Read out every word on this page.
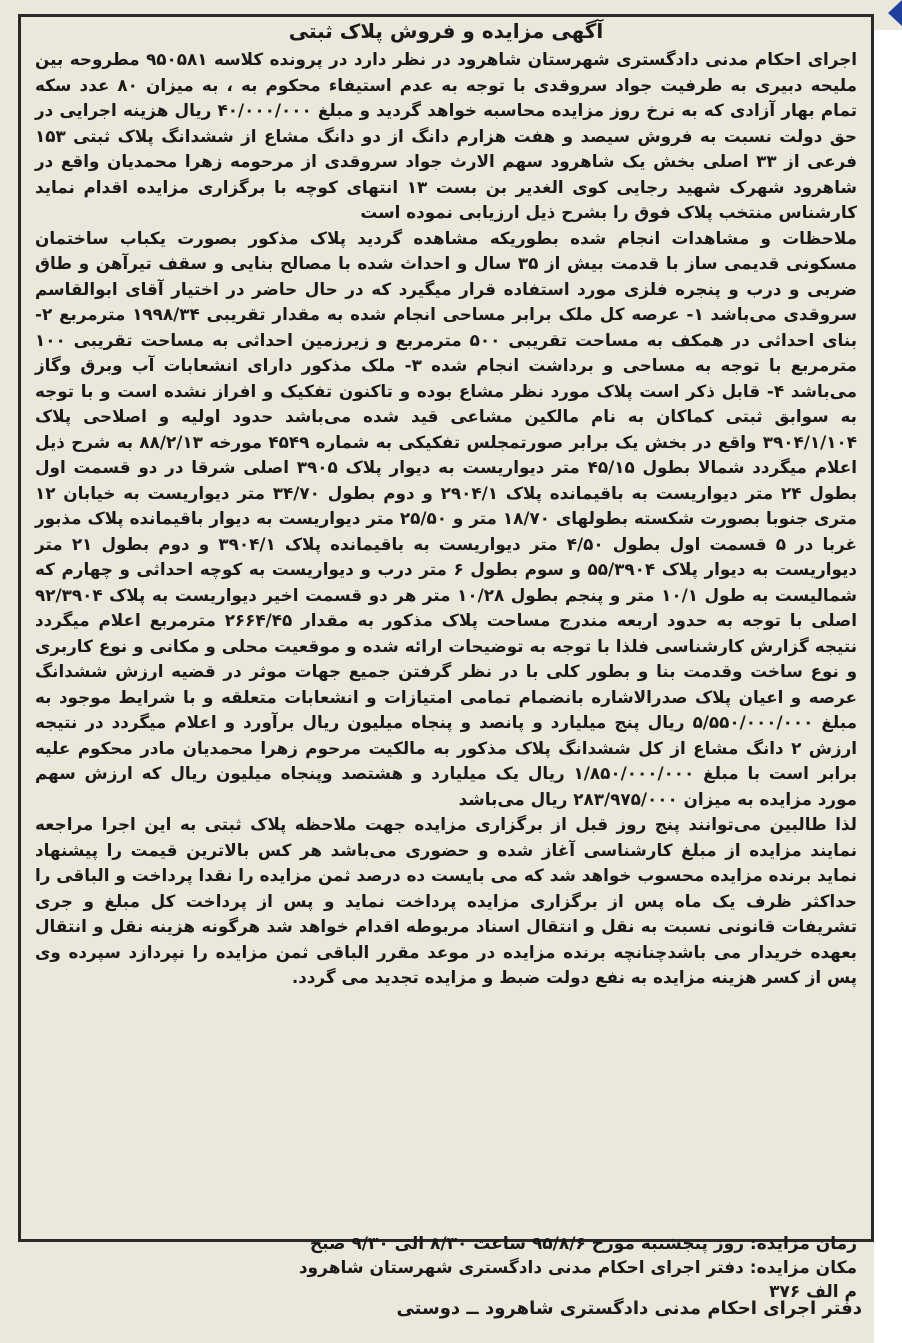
آگهی مزایده و فروش پلاک ثبتی

اجرای احکام مدنی دادگستری شهرستان شاهرود در نظر دارد در پرونده کلاسه ۹۵۰۵۸۱ مطروحه بین ملیحه دبیری به طرفیت جواد سروقدی با توجه به عدم استیفاء محکوم به ، به میزان ۸۰ عدد سکه تمام بهار آزادی که به نرخ روز مزایده محاسبه خواهد گردید و مبلغ ۴۰/۰۰۰/۰۰۰ ریال هزینه اجرایی در حق دولت نسبت به فروش سیصد و هفت هزارم دانگ از دو دانگ مشاع از ششدانگ پلاک ثبتی ۱۵۳ فرعی از ۳۳ اصلی بخش یک شاهرود سهم الارث جواد سروقدی از مرحومه زهرا محمدیان واقع در شاهرود شهرک شهید رجایی کوی الغدیر بن بست ۱۳ انتهای کوچه با برگزاری مزایده اقدام نماید کارشناس منتخب پلاک فوق را بشرح ذیل ارزیابی نموده است

ملاحظات و مشاهدات انجام شده بطوریکه مشاهده گردید پلاک مذکور بصورت یکباب ساختمان مسکونی قدیمی ساز با قدمت بیش از ۳۵ سال و احداث شده با مصالح بنایی و سقف تیرآهن و طاق ضربی و درب و پنجره فلزی مورد استفاده قرار میگیرد که در حال حاضر در اختیار آقای ابوالقاسم سروقدی می‌باشد ۱- عرصه کل ملک برابر مساحی انجام شده به مقدار تقریبی ۱۹۹۸/۳۴ مترمربع ۲- بنای احداثی در همکف به مساحت تقریبی ۵۰۰ مترمربع و زیرزمین احداثی به مساحت تقریبی ۱۰۰ مترمربع با توجه به مساحی و برداشت انجام شده ۳- ملک مذکور دارای انشعابات آب وبرق وگاز می‌باشد ۴- قابل ذکر است پلاک مورد نظر مشاع بوده و تاکنون تفکیک و افراز نشده است و با توجه به سوابق ثبتی کماکان به نام مالکین مشاعی قید شده می‌باشد حدود اولیه و اصلاحی پلاک ۳۹۰۴/۱/۱۰۴ واقع در بخش یک برابر صورتمجلس تفکیکی به شماره ۴۵۴۹ مورخه ۸۸/۲/۱۳ به شرح ذیل اعلام میگردد شمالا بطول ۴۵/۱۵ متر دیواریست به دیوار پلاک ۳۹۰۵ اصلی شرقا در دو قسمت اول بطول ۲۴ متر دیواریست به باقیمانده پلاک ۲۹۰۴/۱ و دوم بطول ۳۴/۷۰ متر دیواریست به خیابان ۱۲ متری جنوبا بصورت شکسته بطولهای ۱۸/۷۰ متر و ۲۵/۵۰ متر دیواریست به دیوار باقیمانده پلاک مذبور غربا در ۵ قسمت اول بطول ۴/۵۰ متر دیواریست به باقیمانده پلاک ۳۹۰۴/۱ و دوم بطول ۲۱ متر دیواریست به دیوار پلاک ۵۵/۳۹۰۴ و سوم بطول ۶ متر درب و دیواریست به کوچه احداثی و چهارم که شمالیست به طول ۱۰/۱ متر و پنجم بطول ۱۰/۲۸ متر هر دو قسمت اخیر دیواریست به پلاک ۹۲/۳۹۰۴ اصلی با توجه به حدود اربعه مندرج مساحت پلاک مذکور به مقدار ۲۶۶۴/۴۵ مترمربع اعلام میگردد نتیجه گزارش کارشناسی فلذا با توجه به توضیحات ارائه شده و موقعیت محلی و مکانی و نوع کاربری و نوع ساخت وقدمت بنا و بطور کلی با در نظر گرفتن جمیع جهات موثر در قضیه ارزش ششدانگ عرصه و اعیان پلاک صدرالاشاره بانضمام تمامی امتیازات و انشعابات متعلقه و با شرایط موجود به مبلغ ۵/۵۵۰/۰۰۰/۰۰۰ ریال پنج میلیارد و پانصد و پنجاه میلیون ریال برآورد و اعلام میگردد در نتیجه ارزش ۲ دانگ مشاع از کل ششدانگ پلاک مذکور به مالکیت مرحوم زهرا محمدیان مادر محکوم علیه برابر است با مبلغ ۱/۸۵۰/۰۰۰/۰۰۰ ریال یک میلیارد و هشتصد وپنجاه میلیون ریال که ارزش سهم مورد مزایده به میزان ۲۸۳/۹۷۵/۰۰۰ ریال می‌باشد

لذا طالبین می‌توانند پنج روز قبل از برگزاری مزایده جهت ملاحظه پلاک ثبتی به این اجرا مراجعه نمایند مزایده از مبلغ کارشناسی آغاز شده و حضوری می‌باشد هر کس بالاترین قیمت را پیشنهاد نماید برنده مزایده محسوب خواهد شد که می بایست ده درصد ثمن مزایده را نقدا پرداخت و الباقی را حداکثر ظرف یک ماه پس از برگزاری مزایده پرداخت نماید و پس از پرداخت کل مبلغ و جری تشریفات قانونی نسبت به نقل و انتقال اسناد مربوطه اقدام خواهد شد هرگونه هزینه نقل و انتقال بعهده خریدار می باشدچنانچه برنده مزایده در موعد مقرر الباقی ثمن مزایده را نپردازد سپرده وی پس از کسر هزینه مزایده به نفع دولت ضبط و مزایده تجدید می گردد.

زمان مزایده: روز پنجشنبه مورخ ۹۵/۸/۶ ساعت ۸/۳۰ الی ۹/۳۰ صبح
مکان مزایده: دفتر اجرای احکام مدنی دادگستری شهرستان شاهرود
م الف ۳۷۶
دفتر اجرای احکام مدنی دادگستری شاهرود ــ دوستی
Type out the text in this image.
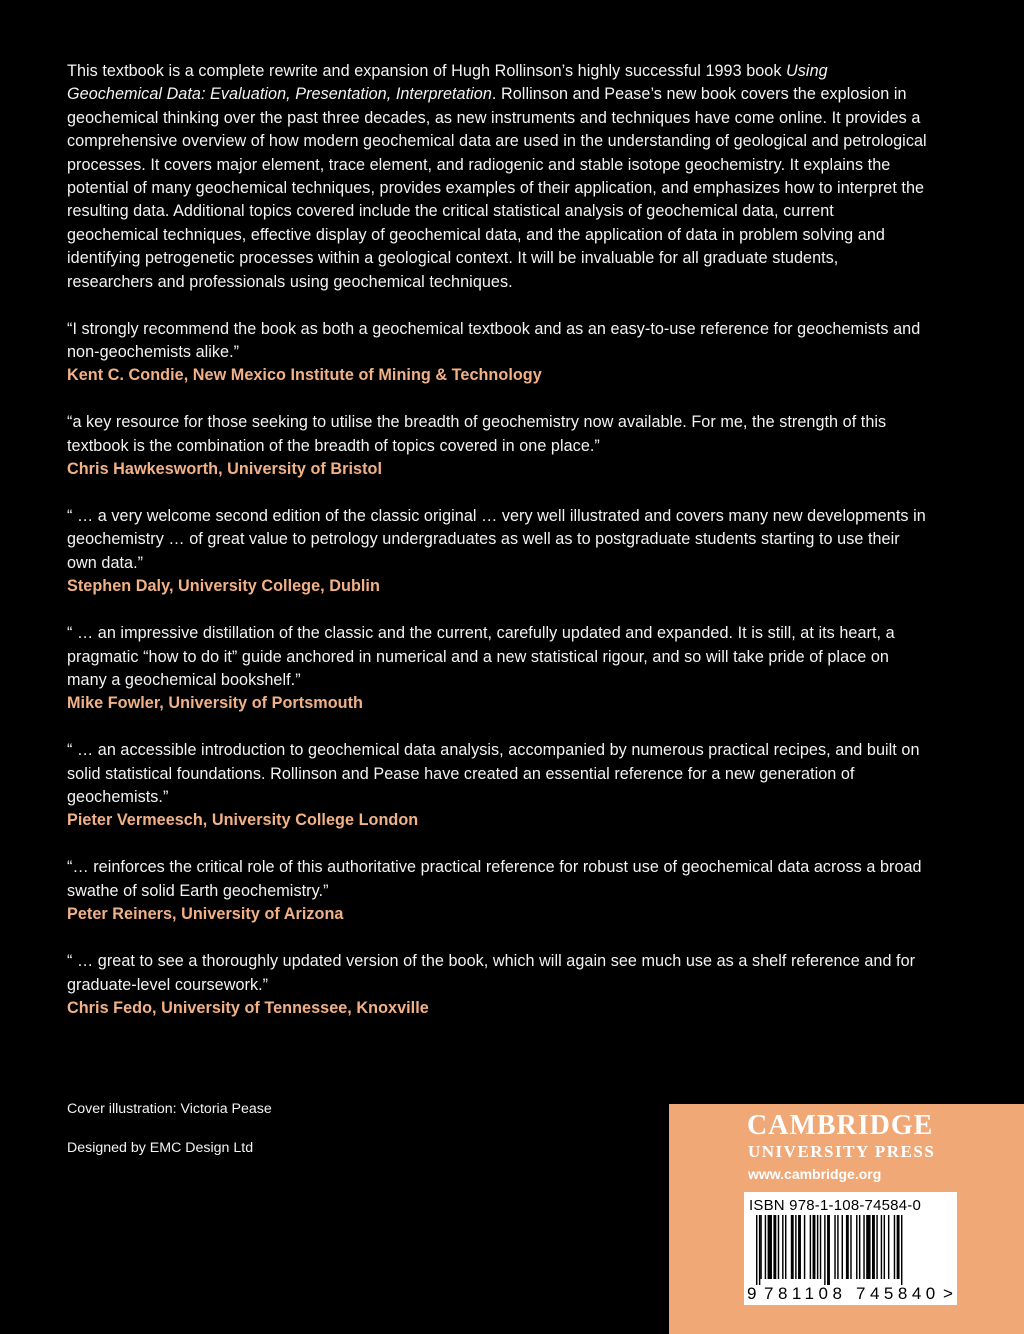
This textbook is a complete rewrite and expansion of Hugh Rollinson’s highly successful 1993 book Using Geochemical Data: Evaluation, Presentation, Interpretation. Rollinson and Pease’s new book covers the explosion in geochemical thinking over the past three decades, as new instruments and techniques have come online. It provides a comprehensive overview of how modern geochemical data are used in the understanding of geological and petrological processes. It covers major element, trace element, and radiogenic and stable isotope geochemistry. It explains the potential of many geochemical techniques, provides examples of their application, and emphasizes how to interpret the resulting data. Additional topics covered include the critical statistical analysis of geochemical data, current geochemical techniques, effective display of geochemical data, and the application of data in problem solving and identifying petrogenetic processes within a geological context. It will be invaluable for all graduate students, researchers and professionals using geochemical techniques.

“I strongly recommend the book as both a geochemical textbook and as an easy-to-use reference for geochemists and non-geochemists alike.”
Kent C. Condie, New Mexico Institute of Mining & Technology
“a key resource for those seeking to utilise the breadth of geochemistry now available. For me, the strength of this textbook is the combination of the breadth of topics covered in one place.”
Chris Hawkesworth, University of Bristol
“ … a very welcome second edition of the classic original … very well illustrated and covers many new developments in geochemistry … of great value to petrology undergraduates as well as to postgraduate students starting to use their own data.”
Stephen Daly, University College, Dublin
“ … an impressive distillation of the classic and the current, carefully updated and expanded. It is still, at its heart, a pragmatic “how to do it” guide anchored in numerical and a new statistical rigour, and so will take pride of place on many a geochemical bookshelf.”
Mike Fowler, University of Portsmouth
“ … an accessible introduction to geochemical data analysis, accompanied by numerous practical recipes, and built on solid statistical foundations. Rollinson and Pease have created an essential reference for a new generation of geochemists.”
Pieter Vermeesch, University College London
“… reinforces the critical role of this authoritative practical reference for robust use of geochemical data across a broad swathe of solid Earth geochemistry.”
Peter Reiners, University of Arizona
“ … great to see a thoroughly updated version of the book, which will again see much use as a shelf reference and for graduate-level coursework.”
Chris Fedo, University of Tennessee, Knoxville
Cover illustration: Victoria Pease
Designed by EMC Design Ltd
CAMBRIDGE
UNIVERSITY PRESS
www.cambridge.org
ISBN 978-1-108-74584-0
9 781108 745840 >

──────────────────────────────

To do:
Gather from the entries above all lines that include the string "reference".

Written solution:
“I strongly recommend the book as both a geochemical textbook and as an easy-to-use reference for geochemists and non-geochemists alike.”
“ … an accessible introduction to geochemical data analysis, accompanied by numerous practical recipes, and built on solid statistical foundations. Rollinson and Pease have created an essential reference for a new generation of geochemists.”
“… reinforces the critical role of this authoritative practical reference for robust use of geochemical data across a broad swathe of solid Earth geochemistry.”
“ … great to see a thoroughly updated version of the book, which will again see much use as a shelf reference and for graduate-level coursework.”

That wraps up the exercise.